### Task requirements
Go through the material below, count the lines with the word "Default", and reply with the count alone.

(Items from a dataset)
================

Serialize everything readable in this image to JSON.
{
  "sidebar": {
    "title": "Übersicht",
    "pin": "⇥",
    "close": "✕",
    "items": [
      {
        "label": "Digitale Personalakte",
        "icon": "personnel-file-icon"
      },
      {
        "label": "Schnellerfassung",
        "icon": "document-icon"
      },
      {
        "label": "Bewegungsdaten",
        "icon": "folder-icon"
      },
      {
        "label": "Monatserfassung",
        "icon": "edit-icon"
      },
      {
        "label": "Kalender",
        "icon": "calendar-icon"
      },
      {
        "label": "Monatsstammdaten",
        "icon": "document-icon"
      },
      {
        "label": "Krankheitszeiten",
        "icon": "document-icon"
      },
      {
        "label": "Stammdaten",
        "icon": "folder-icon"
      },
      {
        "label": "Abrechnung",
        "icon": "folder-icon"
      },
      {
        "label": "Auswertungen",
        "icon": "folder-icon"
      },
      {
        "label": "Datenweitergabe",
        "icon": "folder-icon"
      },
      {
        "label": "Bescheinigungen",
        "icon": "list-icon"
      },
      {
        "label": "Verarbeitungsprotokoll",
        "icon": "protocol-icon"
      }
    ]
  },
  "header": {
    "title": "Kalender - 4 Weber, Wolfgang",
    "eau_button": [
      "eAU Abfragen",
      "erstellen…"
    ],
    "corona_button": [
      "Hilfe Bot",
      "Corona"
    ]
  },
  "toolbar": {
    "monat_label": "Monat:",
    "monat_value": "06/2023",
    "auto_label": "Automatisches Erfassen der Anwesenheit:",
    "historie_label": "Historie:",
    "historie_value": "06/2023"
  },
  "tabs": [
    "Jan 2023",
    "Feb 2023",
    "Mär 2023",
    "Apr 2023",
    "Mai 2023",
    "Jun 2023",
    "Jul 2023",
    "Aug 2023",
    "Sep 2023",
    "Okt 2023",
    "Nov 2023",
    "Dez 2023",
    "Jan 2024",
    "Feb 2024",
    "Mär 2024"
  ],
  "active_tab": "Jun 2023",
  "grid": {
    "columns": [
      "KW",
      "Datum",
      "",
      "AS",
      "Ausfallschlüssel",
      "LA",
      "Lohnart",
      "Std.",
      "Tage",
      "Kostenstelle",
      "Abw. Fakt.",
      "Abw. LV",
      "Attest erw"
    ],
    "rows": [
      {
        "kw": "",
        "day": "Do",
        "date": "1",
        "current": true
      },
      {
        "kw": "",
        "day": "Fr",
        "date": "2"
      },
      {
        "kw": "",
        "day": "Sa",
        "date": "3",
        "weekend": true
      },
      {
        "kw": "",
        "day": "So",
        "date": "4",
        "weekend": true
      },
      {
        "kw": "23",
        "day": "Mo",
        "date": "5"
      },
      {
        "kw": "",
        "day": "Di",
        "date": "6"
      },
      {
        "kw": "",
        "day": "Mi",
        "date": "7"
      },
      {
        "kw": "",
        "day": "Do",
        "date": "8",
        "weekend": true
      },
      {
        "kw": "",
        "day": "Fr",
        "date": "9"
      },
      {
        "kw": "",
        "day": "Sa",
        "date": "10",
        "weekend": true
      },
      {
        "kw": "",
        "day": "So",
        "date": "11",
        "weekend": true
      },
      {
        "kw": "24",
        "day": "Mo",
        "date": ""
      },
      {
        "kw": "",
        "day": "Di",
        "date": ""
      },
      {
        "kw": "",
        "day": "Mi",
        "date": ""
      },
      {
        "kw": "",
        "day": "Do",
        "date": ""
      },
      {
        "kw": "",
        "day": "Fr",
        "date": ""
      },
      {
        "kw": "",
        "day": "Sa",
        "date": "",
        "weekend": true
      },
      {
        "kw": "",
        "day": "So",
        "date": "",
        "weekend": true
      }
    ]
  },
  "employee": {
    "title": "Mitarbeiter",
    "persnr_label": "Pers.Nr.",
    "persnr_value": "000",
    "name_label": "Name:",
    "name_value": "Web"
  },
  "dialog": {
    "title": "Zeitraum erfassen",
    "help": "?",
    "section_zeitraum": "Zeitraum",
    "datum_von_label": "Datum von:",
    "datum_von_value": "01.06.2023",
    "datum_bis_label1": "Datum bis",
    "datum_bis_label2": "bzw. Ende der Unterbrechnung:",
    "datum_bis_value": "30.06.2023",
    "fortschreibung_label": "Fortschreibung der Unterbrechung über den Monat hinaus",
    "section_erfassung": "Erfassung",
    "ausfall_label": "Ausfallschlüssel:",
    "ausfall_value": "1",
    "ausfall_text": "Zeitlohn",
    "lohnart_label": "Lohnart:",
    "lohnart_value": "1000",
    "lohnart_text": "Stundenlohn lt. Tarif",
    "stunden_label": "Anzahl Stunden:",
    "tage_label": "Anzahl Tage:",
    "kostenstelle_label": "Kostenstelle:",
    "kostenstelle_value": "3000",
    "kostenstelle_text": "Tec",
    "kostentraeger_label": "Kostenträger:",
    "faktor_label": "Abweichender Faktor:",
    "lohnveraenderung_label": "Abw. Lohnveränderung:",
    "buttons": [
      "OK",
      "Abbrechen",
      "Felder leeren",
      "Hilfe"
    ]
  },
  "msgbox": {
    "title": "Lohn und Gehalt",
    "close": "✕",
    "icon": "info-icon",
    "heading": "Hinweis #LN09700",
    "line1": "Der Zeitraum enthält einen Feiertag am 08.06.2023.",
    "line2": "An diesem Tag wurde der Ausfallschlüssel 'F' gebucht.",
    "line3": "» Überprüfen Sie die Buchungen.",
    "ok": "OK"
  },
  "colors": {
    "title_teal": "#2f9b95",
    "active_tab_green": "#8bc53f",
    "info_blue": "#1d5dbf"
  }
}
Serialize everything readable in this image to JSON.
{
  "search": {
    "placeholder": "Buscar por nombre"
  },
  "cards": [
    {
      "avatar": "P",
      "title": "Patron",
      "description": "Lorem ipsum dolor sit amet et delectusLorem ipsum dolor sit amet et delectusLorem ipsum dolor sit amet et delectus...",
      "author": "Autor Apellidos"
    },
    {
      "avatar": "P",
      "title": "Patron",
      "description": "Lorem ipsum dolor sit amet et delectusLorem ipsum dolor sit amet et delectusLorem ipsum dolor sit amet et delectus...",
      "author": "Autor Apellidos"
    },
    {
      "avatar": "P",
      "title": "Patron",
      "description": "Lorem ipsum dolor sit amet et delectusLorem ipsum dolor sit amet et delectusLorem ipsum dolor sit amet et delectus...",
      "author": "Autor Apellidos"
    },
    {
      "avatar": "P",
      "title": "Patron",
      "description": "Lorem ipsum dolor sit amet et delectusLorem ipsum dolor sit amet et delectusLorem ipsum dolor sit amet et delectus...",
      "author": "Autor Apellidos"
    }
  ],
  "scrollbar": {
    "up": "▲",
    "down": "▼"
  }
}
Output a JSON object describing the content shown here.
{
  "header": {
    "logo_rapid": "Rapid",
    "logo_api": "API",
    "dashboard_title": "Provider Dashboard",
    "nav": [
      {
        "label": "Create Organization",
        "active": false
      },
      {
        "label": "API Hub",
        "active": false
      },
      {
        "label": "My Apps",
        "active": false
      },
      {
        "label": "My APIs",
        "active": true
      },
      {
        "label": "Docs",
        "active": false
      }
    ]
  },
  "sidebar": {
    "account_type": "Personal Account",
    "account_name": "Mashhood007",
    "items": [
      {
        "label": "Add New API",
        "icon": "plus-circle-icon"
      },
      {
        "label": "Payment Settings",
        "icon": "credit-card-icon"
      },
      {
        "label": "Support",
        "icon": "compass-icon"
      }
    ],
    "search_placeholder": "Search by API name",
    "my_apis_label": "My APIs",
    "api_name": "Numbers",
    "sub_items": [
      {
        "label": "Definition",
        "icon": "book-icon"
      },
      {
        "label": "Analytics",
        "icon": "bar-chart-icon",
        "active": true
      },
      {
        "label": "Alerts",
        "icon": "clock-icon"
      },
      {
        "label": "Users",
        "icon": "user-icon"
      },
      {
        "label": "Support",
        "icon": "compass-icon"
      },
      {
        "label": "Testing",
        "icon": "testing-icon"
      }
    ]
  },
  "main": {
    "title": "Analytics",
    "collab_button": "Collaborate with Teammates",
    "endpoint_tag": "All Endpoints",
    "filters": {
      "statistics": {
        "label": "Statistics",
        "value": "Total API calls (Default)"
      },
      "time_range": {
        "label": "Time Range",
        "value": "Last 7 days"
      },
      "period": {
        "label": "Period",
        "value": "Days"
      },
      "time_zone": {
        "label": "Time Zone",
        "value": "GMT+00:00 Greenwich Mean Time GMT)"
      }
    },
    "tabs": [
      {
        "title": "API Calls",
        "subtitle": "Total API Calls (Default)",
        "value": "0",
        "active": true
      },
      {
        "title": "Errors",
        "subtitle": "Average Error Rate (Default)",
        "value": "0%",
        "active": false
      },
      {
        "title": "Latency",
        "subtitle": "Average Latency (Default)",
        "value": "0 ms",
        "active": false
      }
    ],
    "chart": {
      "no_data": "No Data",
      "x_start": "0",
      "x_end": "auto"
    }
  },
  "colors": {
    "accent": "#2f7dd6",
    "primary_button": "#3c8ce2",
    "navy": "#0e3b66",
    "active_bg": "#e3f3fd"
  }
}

================

### Exercise result
4